(Records excerpted from a collection)

---

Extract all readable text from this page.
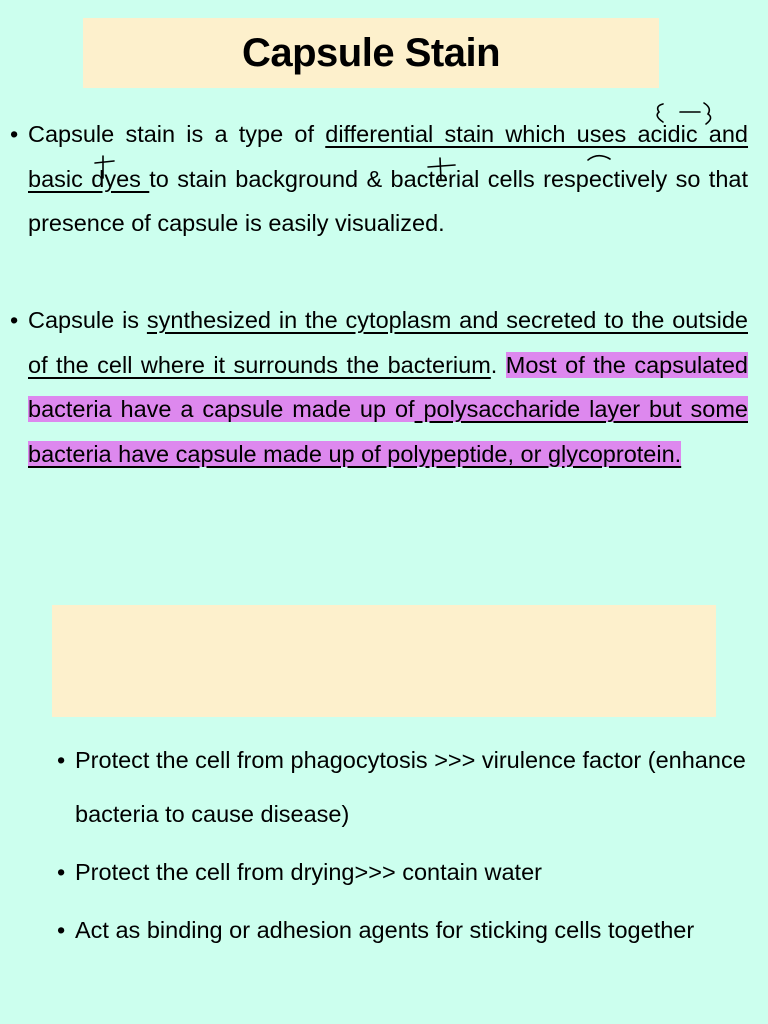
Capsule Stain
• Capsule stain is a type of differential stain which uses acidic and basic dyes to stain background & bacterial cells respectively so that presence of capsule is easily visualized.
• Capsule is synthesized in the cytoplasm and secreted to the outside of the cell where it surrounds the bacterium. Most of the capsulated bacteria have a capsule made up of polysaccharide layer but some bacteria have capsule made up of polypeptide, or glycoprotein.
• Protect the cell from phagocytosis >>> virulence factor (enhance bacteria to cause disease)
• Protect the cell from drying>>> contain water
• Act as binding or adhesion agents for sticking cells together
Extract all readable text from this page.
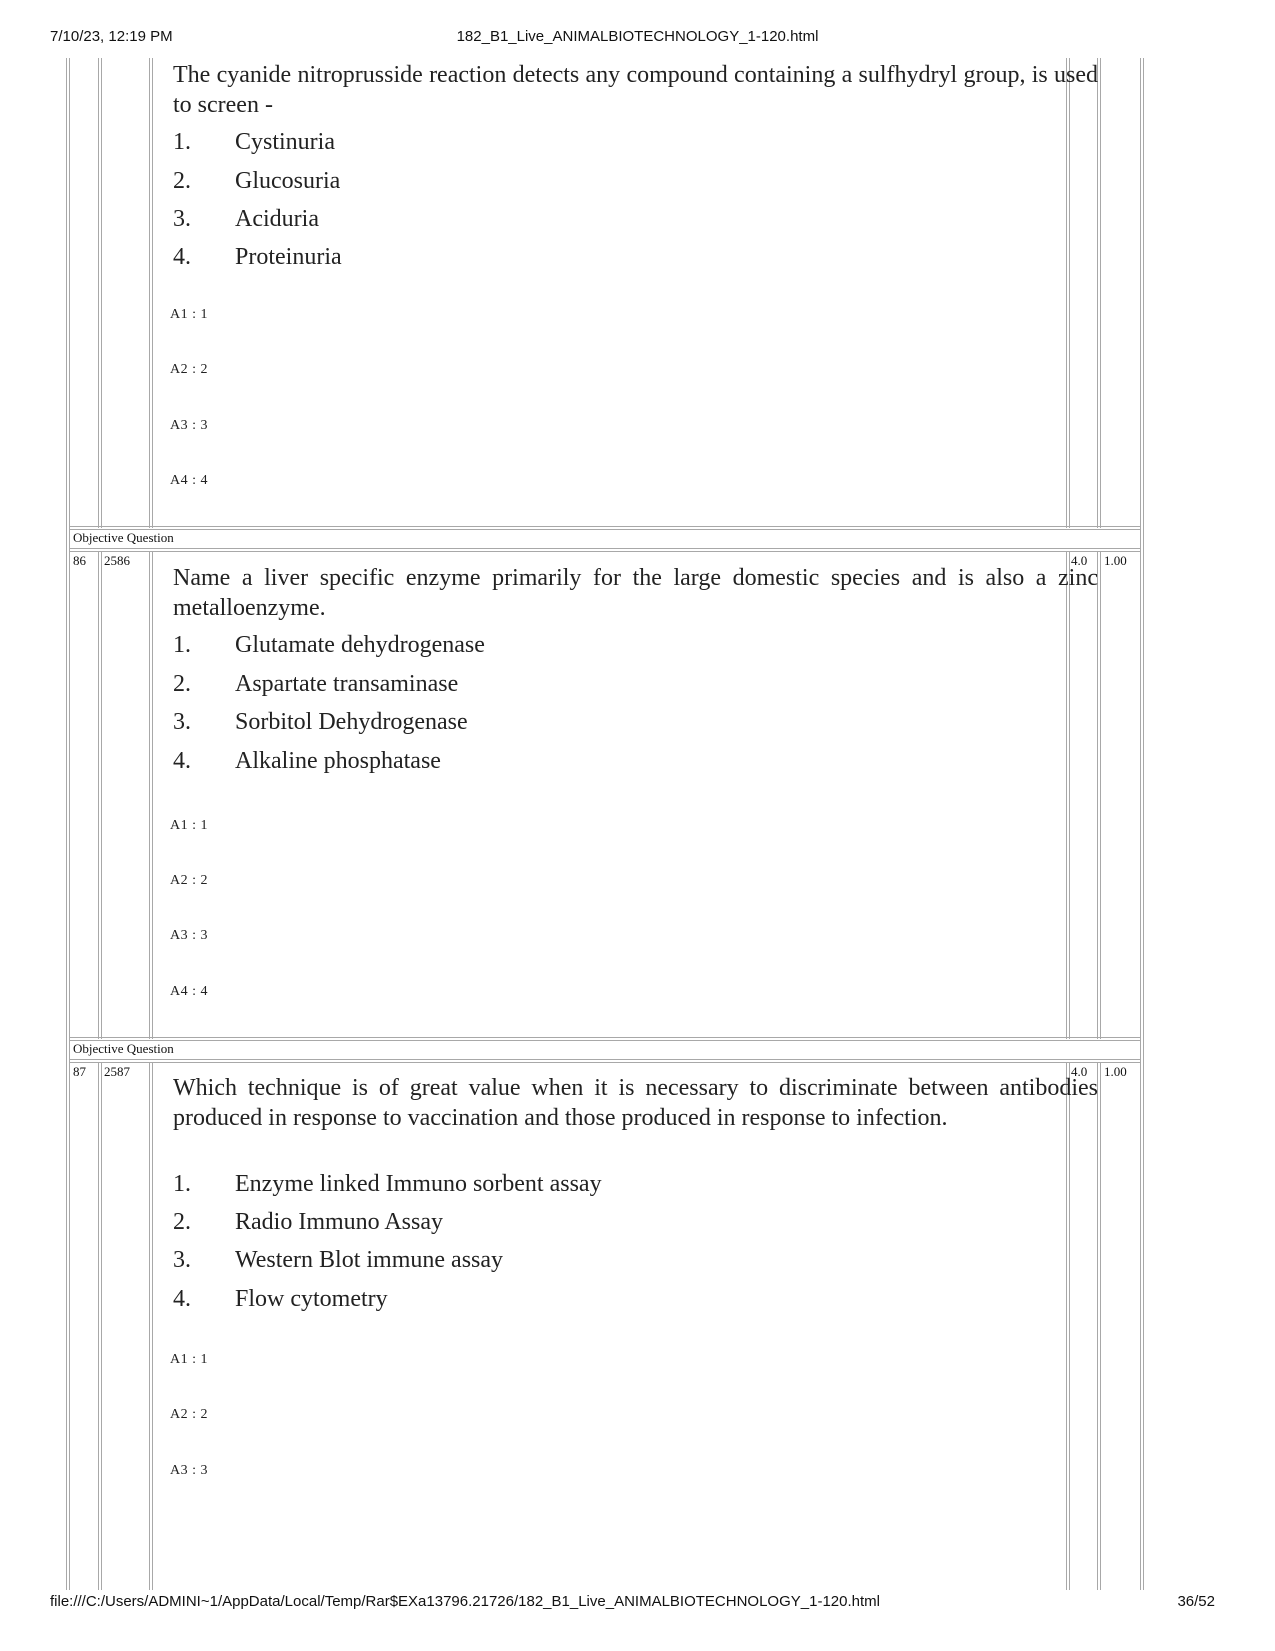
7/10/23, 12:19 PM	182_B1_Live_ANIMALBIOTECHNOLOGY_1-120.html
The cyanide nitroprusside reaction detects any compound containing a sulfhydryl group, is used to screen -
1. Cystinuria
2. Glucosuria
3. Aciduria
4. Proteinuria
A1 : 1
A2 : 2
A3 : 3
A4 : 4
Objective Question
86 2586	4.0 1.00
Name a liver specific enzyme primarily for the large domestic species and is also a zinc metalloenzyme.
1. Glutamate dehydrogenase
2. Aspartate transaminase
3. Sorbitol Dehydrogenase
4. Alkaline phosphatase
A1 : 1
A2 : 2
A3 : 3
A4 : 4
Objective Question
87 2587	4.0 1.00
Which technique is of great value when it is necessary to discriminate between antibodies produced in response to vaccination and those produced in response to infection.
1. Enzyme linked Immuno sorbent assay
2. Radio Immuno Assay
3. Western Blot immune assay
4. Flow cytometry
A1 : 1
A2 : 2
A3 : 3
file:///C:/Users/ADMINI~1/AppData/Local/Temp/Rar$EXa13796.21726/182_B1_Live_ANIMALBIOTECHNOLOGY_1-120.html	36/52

---

• _Exercise goal_
Do not include images; quote all of the entries above exactly.

• _Task response_
Extract all readable text from this page.
Capsule Stain
• Capsule stain is a type of differential stain which uses acidic and basic dyes to stain background & bacterial cells respectively so that presence of capsule is easily visualized.
• Capsule is synthesized in the cytoplasm and secreted to the outside of the cell where it surrounds the bacterium. Most of the capsulated bacteria have a capsule made up of polysaccharide layer but some bacteria have capsule made up of polypeptide, or glycoprotein.
• Protect the cell from phagocytosis >>> virulence factor (enhance bacteria to cause disease)
• Protect the cell from drying>>> contain water
• Act as binding or adhesion agents for sticking cells together
Extract all readable text from this page.
7/10/23, 12:19 PM	182_B1_Live_ANIMALBIOTECHNOLOGY_1-120.html
The cyanide nitroprusside reaction detects any compound containing a sulfhydryl group, is used to screen -
1. Cystinuria
2. Glucosuria
3. Aciduria
4. Proteinuria
A1 : 1
A2 : 2
A3 : 3
A4 : 4
Objective Question
86 2586	4.0 1.00
Name a liver specific enzyme primarily for the large domestic species and is also a zinc metalloenzyme.
1. Glutamate dehydrogenase
2. Aspartate transaminase
3. Sorbitol Dehydrogenase
4. Alkaline phosphatase
A1 : 1
A2 : 2
A3 : 3
A4 : 4
Objective Question
87 2587	4.0 1.00
Which technique is of great value when it is necessary to discriminate between antibodies produced in response to vaccination and those produced in response to infection.
1. Enzyme linked Immuno sorbent assay
2. Radio Immuno Assay
3. Western Blot immune assay
4. Flow cytometry
A1 : 1
A2 : 2
A3 : 3
file:///C:/Users/ADMINI~1/AppData/Local/Temp/Rar$EXa13796.21726/182_B1_Live_ANIMALBIOTECHNOLOGY_1-120.html	36/52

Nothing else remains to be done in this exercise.